**Your objective**.
Search the listing below for the string "sondes" and copy every line where it occurs.

**Material supplied**.
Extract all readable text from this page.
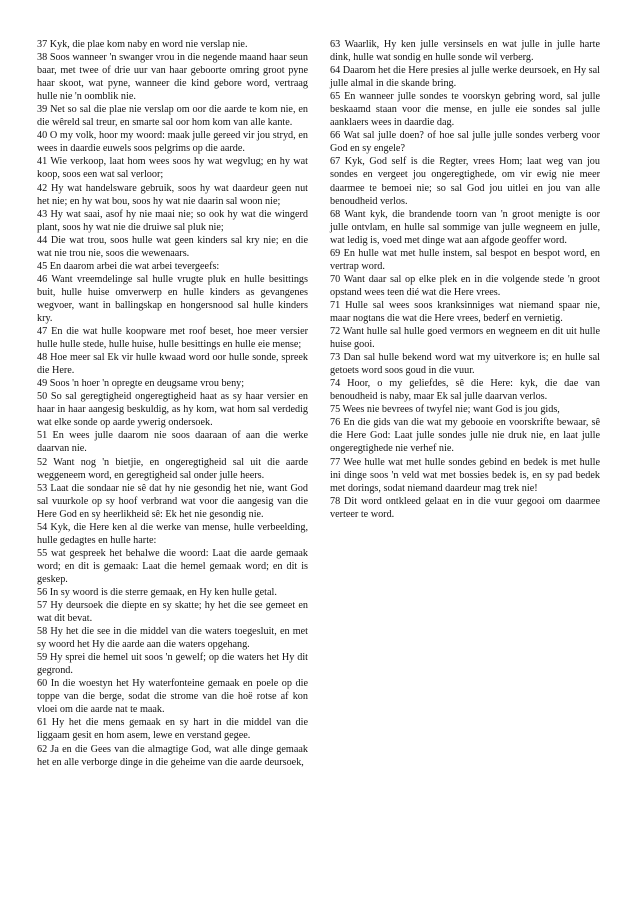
37 Kyk, die plae kom naby en word nie verslap nie.

38 Soos wanneer 'n swanger vrou in die negende maand haar seun baar, met twee of drie uur van haar geboorte omring groot pyne haar skoot, wat pyne, wanneer die kind gebore word, vertraag hulle nie 'n oomblik nie.

39 Net so sal die plae nie verslap om oor die aarde te kom nie, en die wêreld sal treur, en smarte sal oor hom kom van alle kante.

40 O my volk, hoor my woord: maak julle gereed vir jou stryd, en wees in daardie euwels soos pelgrims op die aarde.

41 Wie verkoop, laat hom wees soos hy wat wegvlug; en hy wat koop, soos een wat sal verloor;

42 Hy wat handelsware gebruik, soos hy wat daardeur geen nut het nie; en hy wat bou, soos hy wat nie daarin sal woon nie;

43 Hy wat saai, asof hy nie maai nie; so ook hy wat die wingerd plant, soos hy wat nie die druiwe sal pluk nie;

44 Die wat trou, soos hulle wat geen kinders sal kry nie; en die wat nie trou nie, soos die wewenaars.

45 En daarom arbei die wat arbei tevergeefs:

46 Want vreemdelinge sal hulle vrugte pluk en hulle besittings buit, hulle huise omverwerp en hulle kinders as gevangenes wegvoer, want in ballingskap en hongersnood sal hulle kinders kry.

47 En die wat hulle koopware met roof beset, hoe meer versier hulle hulle stede, hulle huise, hulle besittings en hulle eie mense;

48 Hoe meer sal Ek vir hulle kwaad word oor hulle sonde, spreek die Here.

49 Soos 'n hoer 'n opregte en deugsame vrou beny;

50 So sal geregtigheid ongeregtigheid haat as sy haar versier en haar in haar aangesig beskuldig, as hy kom, wat hom sal verdedig wat elke sonde op aarde ywerig ondersoek.

51 En wees julle daarom nie soos daaraan of aan die werke daarvan nie.

52 Want nog 'n bietjie, en ongeregtigheid sal uit die aarde weggeneem word, en geregtigheid sal onder julle heers.

53 Laat die sondaar nie sê dat hy nie gesondig het nie, want God sal vuurkole op sy hoof verbrand wat voor die aangesig van die Here God en sy heerlikheid sê: Ek het nie gesondig nie.

54 Kyk, die Here ken al die werke van mense, hulle verbeelding, hulle gedagtes en hulle harte:

55 wat gespreek het behalwe die woord: Laat die aarde gemaak word; en dit is gemaak: Laat die hemel gemaak word; en dit is geskep.

56 In sy woord is die sterre gemaak, en Hy ken hulle getal.

57 Hy deursoek die diepte en sy skatte; hy het die see gemeet en wat dit bevat.

58 Hy het die see in die middel van die waters toegesluit, en met sy woord het Hy die aarde aan die waters opgehang.

59 Hy sprei die hemel uit soos 'n gewelf; op die waters het Hy dit gegrond.

60 In die woestyn het Hy waterfonteine gemaak en poele op die toppe van die berge, sodat die strome van die hoë rotse af kon vloei om die aarde nat te maak.

61 Hy het die mens gemaak en sy hart in die middel van die liggaam gesit en hom asem, lewe en verstand gegee.

62 Ja en die Gees van die almagtige God, wat alle dinge gemaak het en alle verborge dinge in die geheime van die aarde deursoek,

63 Waarlik, Hy ken julle versinsels en wat julle in julle harte dink, hulle wat sondig en hulle sonde wil verberg.

64 Daarom het die Here presies al julle werke deursoek, en Hy sal julle almal in die skande bring.

65 En wanneer julle sondes te voorskyn gebring word, sal julle beskaamd staan voor die mense, en julle eie sondes sal julle aanklaers wees in daardie dag.

66 Wat sal julle doen? of hoe sal julle julle sondes verberg voor God en sy engele?

67 Kyk, God self is die Regter, vrees Hom; laat weg van jou sondes en vergeet jou ongeregtighede, om vir ewig nie meer daarmee te bemoei nie; so sal God jou uitlei en jou van alle benoudheid verlos.

68 Want kyk, die brandende toorn van 'n groot menigte is oor julle ontvlam, en hulle sal sommige van julle wegneem en julle, wat ledig is, voed met dinge wat aan afgode geoffer word.

69 En hulle wat met hulle instem, sal bespot en bespot word, en vertrap word.

70 Want daar sal op elke plek en in die volgende stede 'n groot opstand wees teen dié wat die Here vrees.

71 Hulle sal wees soos kranksinniges wat niemand spaar nie, maar nogtans die wat die Here vrees, bederf en vernietig.

72 Want hulle sal hulle goed vermors en wegneem en dit uit hulle huise gooi.

73 Dan sal hulle bekend word wat my uitverkore is; en hulle sal getoets word soos goud in die vuur.

74 Hoor, o my geliefdes, sê die Here: kyk, die dae van benoudheid is naby, maar Ek sal julle daarvan verlos.

75 Wees nie bevrees of twyfel nie; want God is jou gids,

76 En die gids van die wat my gebooie en voorskrifte bewaar, sê die Here God: Laat julle sondes julle nie druk nie, en laat julle ongeregtighede nie verhef nie.

77 Wee hulle wat met hulle sondes gebind en bedek is met hulle ini dinge soos 'n veld wat met bossies bedek is, en sy pad bedek met dorings, sodat niemand daardeur mag trek nie!

78 Dit word ontkleed gelaat en in die vuur gegooi om daarmee verteer te word.
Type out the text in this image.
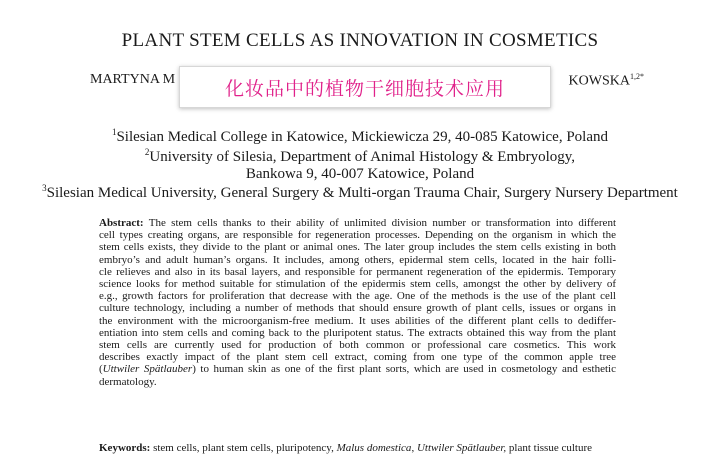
PLANT STEM CELLS AS INNOVATION IN COSMETICS
MARTYNA M	$KOWSKA^{1,2*}$
化妆品中的植物干细胞技术应用
$^1$Silesian Medical College in Katowice, Mickiewicza 29, 40-085 Katowice, Poland
$^2$University of Silesia, Department of Animal Histology & Embryology,
Bankowa 9, 40-007 Katowice, Poland
$^3$Silesian Medical University, General Surgery & Multi-organ Trauma Chair, Surgery Nursery Department
Abstract: The stem cells thanks to their ability of unlimited division number or transformation into different
cell types creating organs, are responsible for regeneration processes. Depending on the organism in which the
stem cells exists, they divide to the plant or animal ones. The later group includes the stem cells existing in both
embryo’s and adult human’s organs. It includes, among others, epidermal stem cells, located in the hair folli-
cle relieves and also in its basal layers, and responsible for permanent regeneration of the epidermis. Temporary
science looks for method suitable for stimulation of the epidermis stem cells, amongst the other by delivery of
e.g., growth factors for proliferation that decrease with the age. One of the methods is the use of the plant cell
culture technology, including a number of methods that should ensure growth of plant cells, issues or organs in
the environment with the microorganism-free medium. It uses abilities of the different plant cells to dediffer-
entiation into stem cells and coming back to the pluripotent status. The extracts obtained this way from the plant
stem cells are currently used for production of both common or professional care cosmetics. This work
describes exactly impact of the plant stem cell extract, coming from one type of the common apple tree
(Uttwiler Spätlauber) to human skin as one of the first plant sorts, which are used in cosmetology and esthetic
dermatology.
Keywords: stem cells, plant stem cells, pluripotency, Malus domestica, Uttwiler Spätlauber, plant tissue culture
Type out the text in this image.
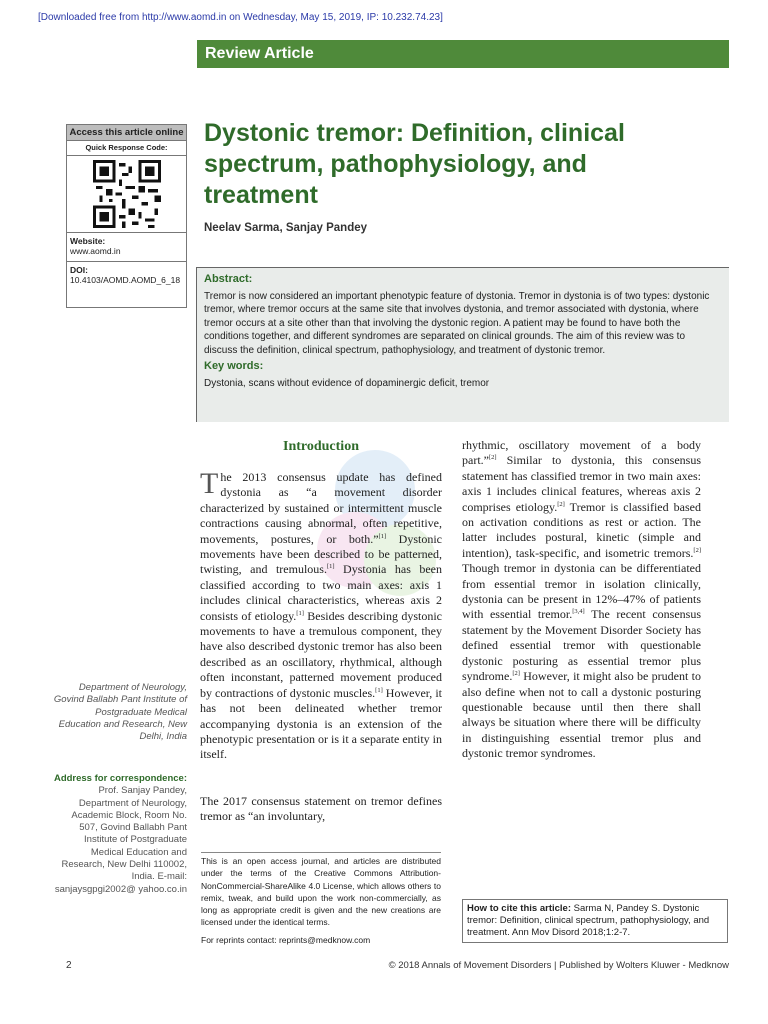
[Downloaded free from http://www.aomd.in on Wednesday, May 15, 2019, IP: 10.232.74.23]
Review Article
Access this article online
Quick Response Code:
Website:
www.aomd.in
DOI:
10.4103/AOMD.AOMD_6_18
Dystonic tremor: Definition, clinical spectrum, pathophysiology, and treatment
Neelav Sarma, Sanjay Pandey
Abstract:
Tremor is now considered an important phenotypic feature of dystonia. Tremor in dystonia is of two types: dystonic tremor, where tremor occurs at the same site that involves dystonia, and tremor associated with dystonia, where tremor occurs at a site other than that involving the dystonic region. A patient may be found to have both the conditions together, and different syndromes are separated on clinical grounds. The aim of this review was to discuss the definition, clinical spectrum, pathophysiology, and treatment of dystonic tremor.
Key words:
Dystonia, scans without evidence of dopaminergic deficit, tremor
Introduction

The 2013 consensus update has defined dystonia as “a movement disorder characterized by sustained or intermittent muscle contractions causing abnormal, often repetitive, movements, postures, or both.”[1] Dystonic movements have been described to be patterned, twisting, and tremulous.[1] Dystonia has been classified according to two main axes: axis 1 includes clinical characteristics, whereas axis 2 consists of etiology.[1] Besides describing dystonic movements to have a tremulous component, they have also described dystonic tremor has also been described as an oscillatory, rhythmical, although often inconstant, patterned movement produced by contractions of dystonic muscles.[1] However, it has not been delineated whether tremor accompanying dystonia is an extension of the phenotypic presentation or is it a separate entity in itself.

The 2017 consensus statement on tremor defines tremor as “an involuntary,
rhythmic, oscillatory movement of a body part.”[2] Similar to dystonia, this consensus statement has classified tremor in two main axes: axis 1 includes clinical features, whereas axis 2 comprises etiology.[2] Tremor is classified based on activation conditions as rest or action. The latter includes postural, kinetic (simple and intention), task-specific, and isometric tremors.[2] Though tremor in dystonia can be differentiated from essential tremor in isolation clinically, dystonia can be present in 12%–47% of patients with essential tremor.[3,4] The recent consensus statement by the Movement Disorder Society has defined essential tremor with questionable dystonic posturing as essential tremor plus syndrome.[2] However, it might also be prudent to also define when not to call a dystonic posturing questionable because until then there shall always be situation where there will be difficulty in distinguishing essential tremor plus and dystonic tremor syndromes.
Department of Neurology, Govind Ballabh Pant Institute of Postgraduate Medical Education and Research, New Delhi, India
Address for correspondence:
Prof. Sanjay Pandey, Department of Neurology, Academic Block, Room No. 507, Govind Ballabh Pant Institute of Postgraduate Medical Education and Research, New Delhi 110002, India. E-mail: sanjaysgpgi2002@ yahoo.co.in
This is an open access journal, and articles are distributed under the terms of the Creative Commons Attribution-NonCommercial-ShareAlike 4.0 License, which allows others to remix, tweak, and build upon the work non-commercially, as long as appropriate credit is given and the new creations are licensed under the identical terms.
For reprints contact: reprints@medknow.com
How to cite this article: Sarma N, Pandey S. Dystonic tremor: Definition, clinical spectrum, pathophysiology, and treatment. Ann Mov Disord 2018;1:2-7.
2	© 2018 Annals of Movement Disorders | Published by Wolters Kluwer - Medknow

**Response to this exercise**.
65 En wanneer julle sondes te voorskyn gebring word, sal julle beskaamd staan voor die mense, en julle eie sondes sal julle aanklaers wees in daardie dag.
66 Wat sal julle doen? of hoe sal julle julle sondes verberg voor God en sy engele?
67 Kyk, God self is die Regter, vrees Hom; laat weg van jou sondes en vergeet jou ongeregtighede, om vir ewig nie meer daarmee te bemoei nie; so sal God jou uitlei en jou van alle benoudheid verlos.
76 En die gids van die wat my gebooie en voorskrifte bewaar, sê die Here God: Laat julle sondes julle nie druk nie, en laat julle ongeregtighede nie verhef nie.
77 Wee hulle wat met hulle sondes gebind en bedek is met hulle ini dinge soos 'n veld wat met bossies bedek is, en sy pad bedek met dorings, sodat niemand daardeur mag trek nie!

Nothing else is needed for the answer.